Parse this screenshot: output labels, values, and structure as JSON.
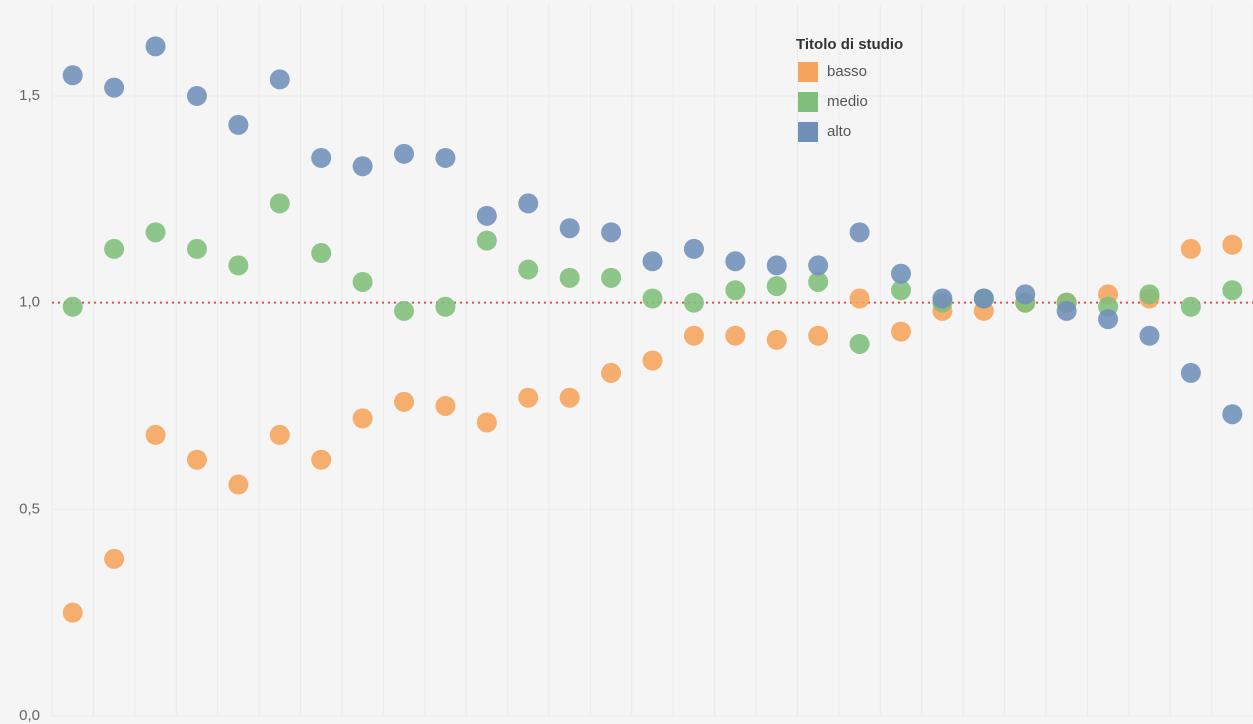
{
  "chart_data": {
    "type": "scatter",
    "categories": [
      null,
      null,
      null,
      null,
      null,
      null,
      null,
      null,
      null,
      null,
      null,
      null,
      null,
      null,
      null,
      null,
      null,
      null,
      null,
      null,
      null,
      null,
      null,
      null,
      null,
      null,
      null,
      null,
      null
    ],
    "legend_title": "Titolo di studio",
    "legend": "top-right",
    "grid": true,
    "reference_line": 1,
    "reference_color": "#d9534f",
    "ylim": [
      0,
      1.72
    ],
    "yticks": [
      {
        "value": 0,
        "label": "0,0"
      },
      {
        "value": 0.5,
        "label": "0,5"
      },
      {
        "value": 1,
        "label": "1,0"
      },
      {
        "value": 1.5,
        "label": "1,5"
      }
    ],
    "series": [
      {
        "name": "basso",
        "color": "#f5a45b",
        "values": [
          0.25,
          0.38,
          0.68,
          0.62,
          0.56,
          0.68,
          0.62,
          0.72,
          0.76,
          0.75,
          0.71,
          0.77,
          0.77,
          0.83,
          0.86,
          0.92,
          0.92,
          0.91,
          0.92,
          1.01,
          0.93,
          0.98,
          0.98,
          1.0,
          1.0,
          1.02,
          1.01,
          1.13,
          1.14
        ]
      },
      {
        "name": "medio",
        "color": "#7fbf7b",
        "values": [
          0.99,
          1.13,
          1.17,
          1.13,
          1.09,
          1.24,
          1.12,
          1.05,
          0.98,
          0.99,
          1.15,
          1.08,
          1.06,
          1.06,
          1.01,
          1.0,
          1.03,
          1.04,
          1.05,
          0.9,
          1.03,
          1.0,
          1.01,
          1.0,
          1.0,
          0.99,
          1.02,
          0.99,
          1.03
        ]
      },
      {
        "name": "alto",
        "color": "#6f8fb8",
        "values": [
          1.55,
          1.52,
          1.62,
          1.5,
          1.43,
          1.54,
          1.35,
          1.33,
          1.36,
          1.35,
          1.21,
          1.24,
          1.18,
          1.17,
          1.1,
          1.13,
          1.1,
          1.09,
          1.09,
          1.17,
          1.07,
          1.01,
          1.01,
          1.02,
          0.98,
          0.96,
          0.92,
          0.83,
          0.73
        ]
      }
    ]
  }
}
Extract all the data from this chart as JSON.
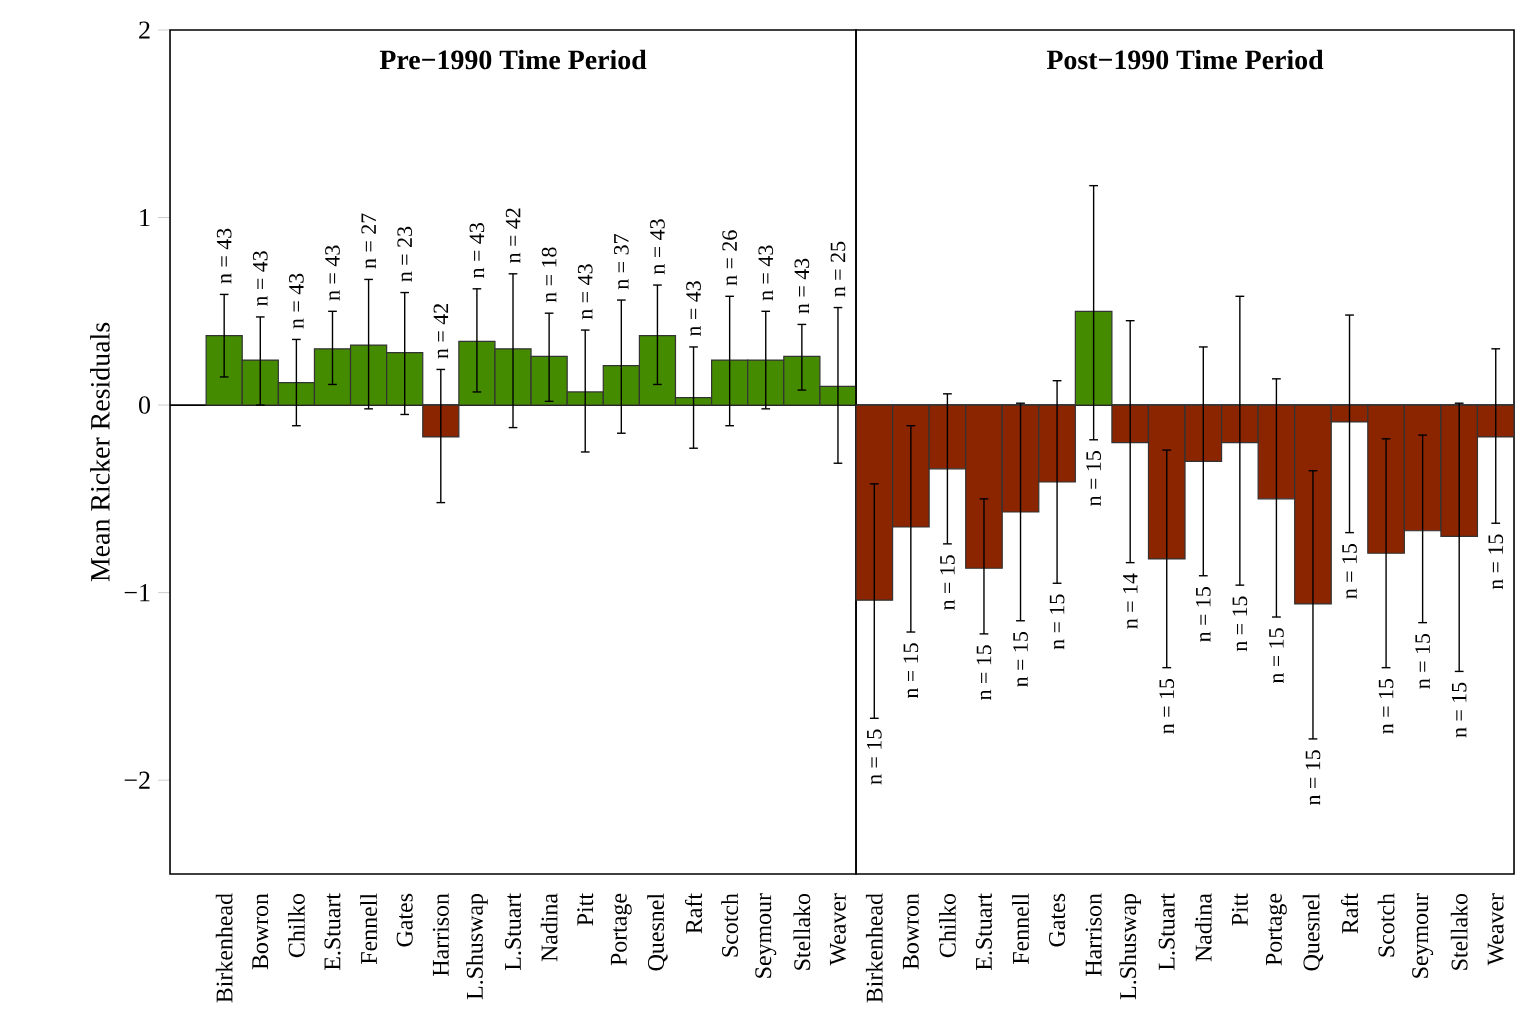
{
  "chart_data": [
    {
      "type": "bar",
      "title": "Pre−1990 Time Period",
      "ylabel": "Mean Ricker Residuals",
      "categories": [
        "Birkenhead",
        "Bowron",
        "Chilko",
        "E.Stuart",
        "Fennell",
        "Gates",
        "Harrison",
        "L.Shuswap",
        "L.Stuart",
        "Nadina",
        "Pitt",
        "Portage",
        "Quesnel",
        "Raft",
        "Scotch",
        "Seymour",
        "Stellako",
        "Weaver"
      ],
      "values": [
        0.37,
        0.24,
        0.12,
        0.3,
        0.32,
        0.28,
        -0.17,
        0.34,
        0.3,
        0.26,
        0.07,
        0.21,
        0.37,
        0.04,
        0.24,
        0.24,
        0.26,
        0.1
      ],
      "colors": [
        "#458b00",
        "#458b00",
        "#458b00",
        "#458b00",
        "#458b00",
        "#458b00",
        "#8b2500",
        "#458b00",
        "#458b00",
        "#458b00",
        "#458b00",
        "#458b00",
        "#458b00",
        "#458b00",
        "#458b00",
        "#458b00",
        "#458b00",
        "#458b00"
      ],
      "errors": [
        [
          0.15,
          0.59
        ],
        [
          0.0,
          0.47
        ],
        [
          -0.11,
          0.35
        ],
        [
          0.11,
          0.5
        ],
        [
          -0.02,
          0.67
        ],
        [
          -0.05,
          0.6
        ],
        [
          -0.52,
          0.19
        ],
        [
          0.07,
          0.62
        ],
        [
          -0.12,
          0.7
        ],
        [
          0.02,
          0.49
        ],
        [
          -0.25,
          0.4
        ],
        [
          -0.15,
          0.56
        ],
        [
          0.11,
          0.64
        ],
        [
          -0.23,
          0.31
        ],
        [
          -0.11,
          0.58
        ],
        [
          -0.02,
          0.5
        ],
        [
          0.08,
          0.43
        ],
        [
          -0.31,
          0.52
        ]
      ],
      "annotations": [
        {
          "text": "n = 43",
          "x": "Birkenhead",
          "y": 0.59
        },
        {
          "text": "n = 43",
          "x": "Bowron",
          "y": 0.47
        },
        {
          "text": "n = 43",
          "x": "Chilko",
          "y": 0.35
        },
        {
          "text": "n = 43",
          "x": "E.Stuart",
          "y": 0.5
        },
        {
          "text": "n = 27",
          "x": "Fennell",
          "y": 0.67
        },
        {
          "text": "n = 23",
          "x": "Gates",
          "y": 0.6
        },
        {
          "text": "n = 42",
          "x": "Harrison",
          "y": 0.19
        },
        {
          "text": "n = 43",
          "x": "L.Shuswap",
          "y": 0.62
        },
        {
          "text": "n = 42",
          "x": "L.Stuart",
          "y": 0.7
        },
        {
          "text": "n = 18",
          "x": "Nadina",
          "y": 0.49
        },
        {
          "text": "n = 43",
          "x": "Pitt",
          "y": 0.4
        },
        {
          "text": "n = 37",
          "x": "Portage",
          "y": 0.56
        },
        {
          "text": "n = 43",
          "x": "Quesnel",
          "y": 0.64
        },
        {
          "text": "n = 43",
          "x": "Raft",
          "y": 0.31
        },
        {
          "text": "n = 26",
          "x": "Scotch",
          "y": 0.58
        },
        {
          "text": "n = 43",
          "x": "Seymour",
          "y": 0.5
        },
        {
          "text": "n = 43",
          "x": "Stellako",
          "y": 0.43
        },
        {
          "text": "n = 25",
          "x": "Weaver",
          "y": 0.52
        }
      ],
      "ref_lines": [
        {
          "axis": "y",
          "value": 0
        }
      ],
      "ylim": [
        -2.5,
        2
      ],
      "yticks": [
        {
          "value": -2,
          "label": "−2"
        },
        {
          "value": -1,
          "label": "−1"
        },
        0,
        1,
        2
      ]
    },
    {
      "type": "bar",
      "title": "Post−1990 Time Period",
      "categories": [
        "Birkenhead",
        "Bowron",
        "Chilko",
        "E.Stuart",
        "Fennell",
        "Gates",
        "Harrison",
        "L.Shuswap",
        "L.Stuart",
        "Nadina",
        "Pitt",
        "Portage",
        "Quesnel",
        "Raft",
        "Scotch",
        "Seymour",
        "Stellako",
        "Weaver"
      ],
      "values": [
        -1.04,
        -0.65,
        -0.34,
        -0.87,
        -0.57,
        -0.41,
        0.5,
        -0.2,
        -0.82,
        -0.3,
        -0.2,
        -0.5,
        -1.06,
        -0.09,
        -0.79,
        -0.67,
        -0.7,
        -0.17
      ],
      "colors": [
        "#8b2500",
        "#8b2500",
        "#8b2500",
        "#8b2500",
        "#8b2500",
        "#8b2500",
        "#458b00",
        "#8b2500",
        "#8b2500",
        "#8b2500",
        "#8b2500",
        "#8b2500",
        "#8b2500",
        "#8b2500",
        "#8b2500",
        "#8b2500",
        "#8b2500",
        "#8b2500"
      ],
      "errors": [
        [
          -1.67,
          -0.42
        ],
        [
          -1.21,
          -0.11
        ],
        [
          -0.74,
          0.06
        ],
        [
          -1.22,
          -0.5
        ],
        [
          -1.15,
          0.01
        ],
        [
          -0.95,
          0.13
        ],
        [
          -0.185,
          1.17
        ],
        [
          -0.84,
          0.45
        ],
        [
          -1.4,
          -0.24
        ],
        [
          -0.91,
          0.31
        ],
        [
          -0.96,
          0.58
        ],
        [
          -1.13,
          0.14
        ],
        [
          -1.78,
          -0.35
        ],
        [
          -0.68,
          0.48
        ],
        [
          -1.4,
          -0.18
        ],
        [
          -1.16,
          -0.16
        ],
        [
          -1.42,
          0.01
        ],
        [
          -0.63,
          0.3
        ]
      ],
      "annotations": [
        {
          "text": "n = 15",
          "x": "Birkenhead",
          "y": -1.67
        },
        {
          "text": "n = 15",
          "x": "Bowron",
          "y": -1.21
        },
        {
          "text": "n = 15",
          "x": "Chilko",
          "y": -0.74
        },
        {
          "text": "n = 15",
          "x": "E.Stuart",
          "y": -1.22
        },
        {
          "text": "n = 15",
          "x": "Fennell",
          "y": -1.15
        },
        {
          "text": "n = 15",
          "x": "Gates",
          "y": -0.95
        },
        {
          "text": "n = 15",
          "x": "Harrison",
          "y": -0.185
        },
        {
          "text": "n = 14",
          "x": "L.Shuswap",
          "y": -0.84
        },
        {
          "text": "n = 15",
          "x": "L.Stuart",
          "y": -1.4
        },
        {
          "text": "n = 15",
          "x": "Nadina",
          "y": -0.91
        },
        {
          "text": "n = 15",
          "x": "Pitt",
          "y": -0.96
        },
        {
          "text": "n = 15",
          "x": "Portage",
          "y": -1.13
        },
        {
          "text": "n = 15",
          "x": "Quesnel",
          "y": -1.78
        },
        {
          "text": "n = 15",
          "x": "Raft",
          "y": -0.68
        },
        {
          "text": "n = 15",
          "x": "Scotch",
          "y": -1.4
        },
        {
          "text": "n = 15",
          "x": "Seymour",
          "y": -1.16
        },
        {
          "text": "n = 15",
          "x": "Stellako",
          "y": -1.42
        },
        {
          "text": "n = 15",
          "x": "Weaver",
          "y": -0.63
        }
      ],
      "ref_lines": [
        {
          "axis": "y",
          "value": 0
        }
      ],
      "ylim": [
        -2.5,
        2
      ],
      "yticks": [
        -2,
        -1,
        0,
        1,
        2
      ],
      "tick_labels": "x"
    }
  ]
}
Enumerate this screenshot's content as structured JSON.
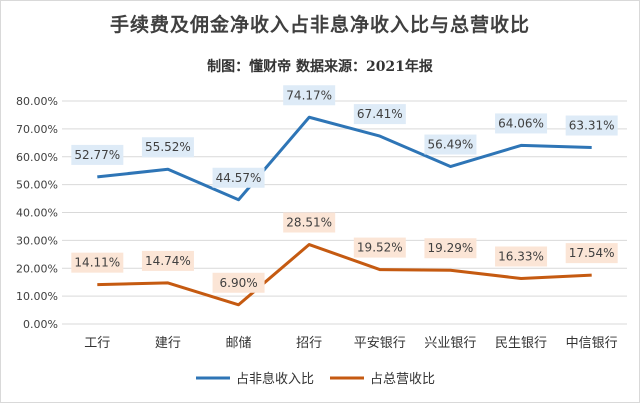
{
  "header": {
    "title": "手续费及佣金净收入占非息净收入比与总营收比",
    "subtitle": "制图：懂财帝   数据来源：2021年报"
  },
  "colors": {
    "series1": "#2E75B6",
    "series2": "#C55A11",
    "label_bg1": "#DEEBF7",
    "label_bg2": "#FBE5D6",
    "grid": "#D9D9D9"
  },
  "chart_data": {
    "type": "line",
    "title": "手续费及佣金净收入占非息净收入比与总营收比",
    "subtitle": "制图：懂财帝   数据来源：2021年报",
    "categories": [
      "工行",
      "建行",
      "邮储",
      "招行",
      "平安银行",
      "兴业银行",
      "民生银行",
      "中信银行"
    ],
    "series": [
      {
        "name": "占非息收入比",
        "values": [
          52.77,
          55.52,
          44.57,
          74.17,
          67.41,
          56.49,
          64.06,
          63.31
        ],
        "labels": [
          "52.77%",
          "55.52%",
          "44.57%",
          "74.17%",
          "67.41%",
          "56.49%",
          "64.06%",
          "63.31%"
        ]
      },
      {
        "name": "占总营收比",
        "values": [
          14.11,
          14.74,
          6.9,
          28.51,
          19.52,
          19.29,
          16.33,
          17.54
        ],
        "labels": [
          "14.11%",
          "14.74%",
          "6.90%",
          "28.51%",
          "19.52%",
          "19.29%",
          "16.33%",
          "17.54%"
        ]
      }
    ],
    "ylim": [
      0,
      80
    ],
    "yticks": [
      "0.00%",
      "10.00%",
      "20.00%",
      "30.00%",
      "40.00%",
      "50.00%",
      "60.00%",
      "70.00%",
      "80.00%"
    ],
    "grid": true,
    "legend": "bottom"
  }
}
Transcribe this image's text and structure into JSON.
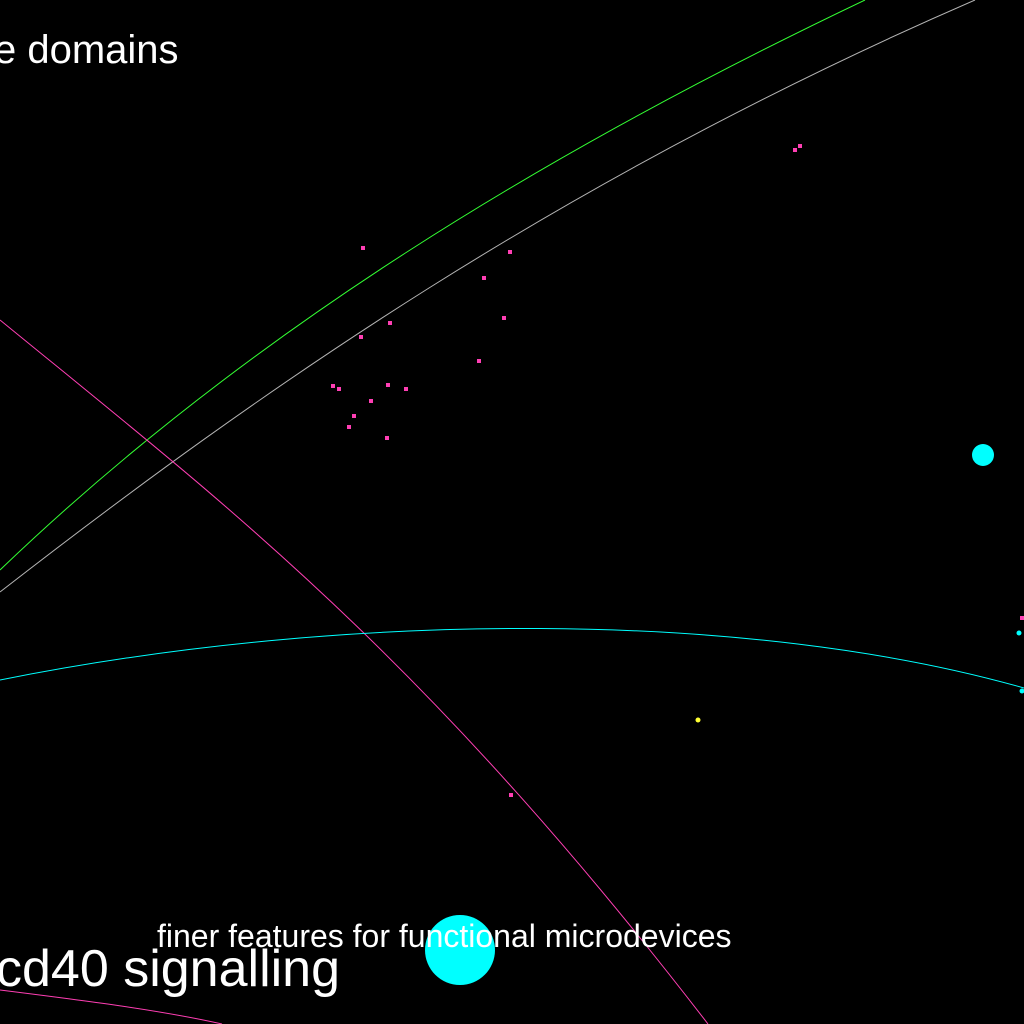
{
  "labels": {
    "top": "e domains",
    "bottom": "cd40 signalling",
    "middle": "finer features for functional microdevices"
  },
  "colors": {
    "background": "#000000",
    "text": "#ffffff",
    "pink": "#ff3fb4",
    "green": "#33ff33",
    "gray": "#b4b4b4",
    "cyan": "#00ffff",
    "yellow": "#ffff33"
  }
}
===
JOB:
Locate each line containing the string "数据来源" and show it.

ANSWER:
    "subtitle": "制图：懂财帝   数据来源：2021年报"
    "subtitle": "制图：懂财帝   数据来源：2021年报",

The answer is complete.